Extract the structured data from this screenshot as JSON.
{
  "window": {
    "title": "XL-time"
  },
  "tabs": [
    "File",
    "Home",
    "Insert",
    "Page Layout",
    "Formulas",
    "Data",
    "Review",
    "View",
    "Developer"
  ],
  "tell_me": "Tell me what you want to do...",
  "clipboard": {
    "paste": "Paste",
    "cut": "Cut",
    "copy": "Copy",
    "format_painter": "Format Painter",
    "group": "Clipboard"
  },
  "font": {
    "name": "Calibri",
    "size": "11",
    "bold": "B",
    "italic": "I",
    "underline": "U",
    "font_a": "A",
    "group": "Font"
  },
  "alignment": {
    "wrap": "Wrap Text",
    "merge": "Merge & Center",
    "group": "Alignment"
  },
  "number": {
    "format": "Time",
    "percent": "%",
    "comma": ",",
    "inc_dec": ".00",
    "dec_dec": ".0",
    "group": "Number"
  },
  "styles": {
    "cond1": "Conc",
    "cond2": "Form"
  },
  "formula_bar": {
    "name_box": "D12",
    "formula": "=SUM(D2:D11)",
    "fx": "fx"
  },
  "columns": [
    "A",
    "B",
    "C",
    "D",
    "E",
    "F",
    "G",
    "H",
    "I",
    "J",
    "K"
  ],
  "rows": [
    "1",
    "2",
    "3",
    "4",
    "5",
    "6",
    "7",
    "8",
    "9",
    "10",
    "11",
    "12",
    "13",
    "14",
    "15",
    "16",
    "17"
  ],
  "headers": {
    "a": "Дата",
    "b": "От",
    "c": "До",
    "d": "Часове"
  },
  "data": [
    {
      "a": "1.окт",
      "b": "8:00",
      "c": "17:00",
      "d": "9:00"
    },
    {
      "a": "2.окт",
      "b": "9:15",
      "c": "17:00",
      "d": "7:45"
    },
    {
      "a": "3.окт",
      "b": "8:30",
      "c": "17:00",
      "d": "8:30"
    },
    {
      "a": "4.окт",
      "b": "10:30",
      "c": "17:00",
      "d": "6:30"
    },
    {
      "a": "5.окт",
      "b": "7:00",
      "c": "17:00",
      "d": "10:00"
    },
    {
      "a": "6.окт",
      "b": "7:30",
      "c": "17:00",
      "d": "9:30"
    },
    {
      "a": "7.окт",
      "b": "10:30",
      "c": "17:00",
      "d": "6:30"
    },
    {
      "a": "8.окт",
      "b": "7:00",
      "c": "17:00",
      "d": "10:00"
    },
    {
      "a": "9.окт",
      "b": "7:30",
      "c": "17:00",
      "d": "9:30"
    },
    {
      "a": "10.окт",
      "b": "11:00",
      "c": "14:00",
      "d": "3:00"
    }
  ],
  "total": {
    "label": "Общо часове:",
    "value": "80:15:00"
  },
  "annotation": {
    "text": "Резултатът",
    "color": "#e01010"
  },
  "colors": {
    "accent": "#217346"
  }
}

------------

**YOUR GOAL**
The records above must be repeated exactly, every one of them.

**SOLUTION**
Extract the structured data from this screenshot as JSON.
{
  "window": {
    "title": "XL-time"
  },
  "tabs": [
    "File",
    "Home",
    "Insert",
    "Page Layout",
    "Formulas",
    "Data",
    "Review",
    "View",
    "Developer"
  ],
  "tell_me": "Tell me what you want to do...",
  "clipboard": {
    "paste": "Paste",
    "cut": "Cut",
    "copy": "Copy",
    "format_painter": "Format Painter",
    "group": "Clipboard"
  },
  "font": {
    "name": "Calibri",
    "size": "11",
    "bold": "B",
    "italic": "I",
    "underline": "U",
    "font_a": "A",
    "group": "Font"
  },
  "alignment": {
    "wrap": "Wrap Text",
    "merge": "Merge & Center",
    "group": "Alignment"
  },
  "number": {
    "format": "Time",
    "percent": "%",
    "comma": ",",
    "inc_dec": ".00",
    "dec_dec": ".0",
    "group": "Number"
  },
  "styles": {
    "cond1": "Conc",
    "cond2": "Form"
  },
  "formula_bar": {
    "name_box": "D12",
    "formula": "=SUM(D2:D11)",
    "fx": "fx"
  },
  "columns": [
    "A",
    "B",
    "C",
    "D",
    "E",
    "F",
    "G",
    "H",
    "I",
    "J",
    "K"
  ],
  "rows": [
    "1",
    "2",
    "3",
    "4",
    "5",
    "6",
    "7",
    "8",
    "9",
    "10",
    "11",
    "12",
    "13",
    "14",
    "15",
    "16",
    "17"
  ],
  "headers": {
    "a": "Дата",
    "b": "От",
    "c": "До",
    "d": "Часове"
  },
  "data": [
    {
      "a": "1.окт",
      "b": "8:00",
      "c": "17:00",
      "d": "9:00"
    },
    {
      "a": "2.окт",
      "b": "9:15",
      "c": "17:00",
      "d": "7:45"
    },
    {
      "a": "3.окт",
      "b": "8:30",
      "c": "17:00",
      "d": "8:30"
    },
    {
      "a": "4.окт",
      "b": "10:30",
      "c": "17:00",
      "d": "6:30"
    },
    {
      "a": "5.окт",
      "b": "7:00",
      "c": "17:00",
      "d": "10:00"
    },
    {
      "a": "6.окт",
      "b": "7:30",
      "c": "17:00",
      "d": "9:30"
    },
    {
      "a": "7.окт",
      "b": "10:30",
      "c": "17:00",
      "d": "6:30"
    },
    {
      "a": "8.окт",
      "b": "7:00",
      "c": "17:00",
      "d": "10:00"
    },
    {
      "a": "9.окт",
      "b": "7:30",
      "c": "17:00",
      "d": "9:30"
    },
    {
      "a": "10.окт",
      "b": "11:00",
      "c": "14:00",
      "d": "3:00"
    }
  ],
  "total": {
    "label": "Общо часове:",
    "value": "80:15:00"
  },
  "annotation": {
    "text": "Резултатът",
    "color": "#e01010"
  },
  "colors": {
    "accent": "#217346"
  }
}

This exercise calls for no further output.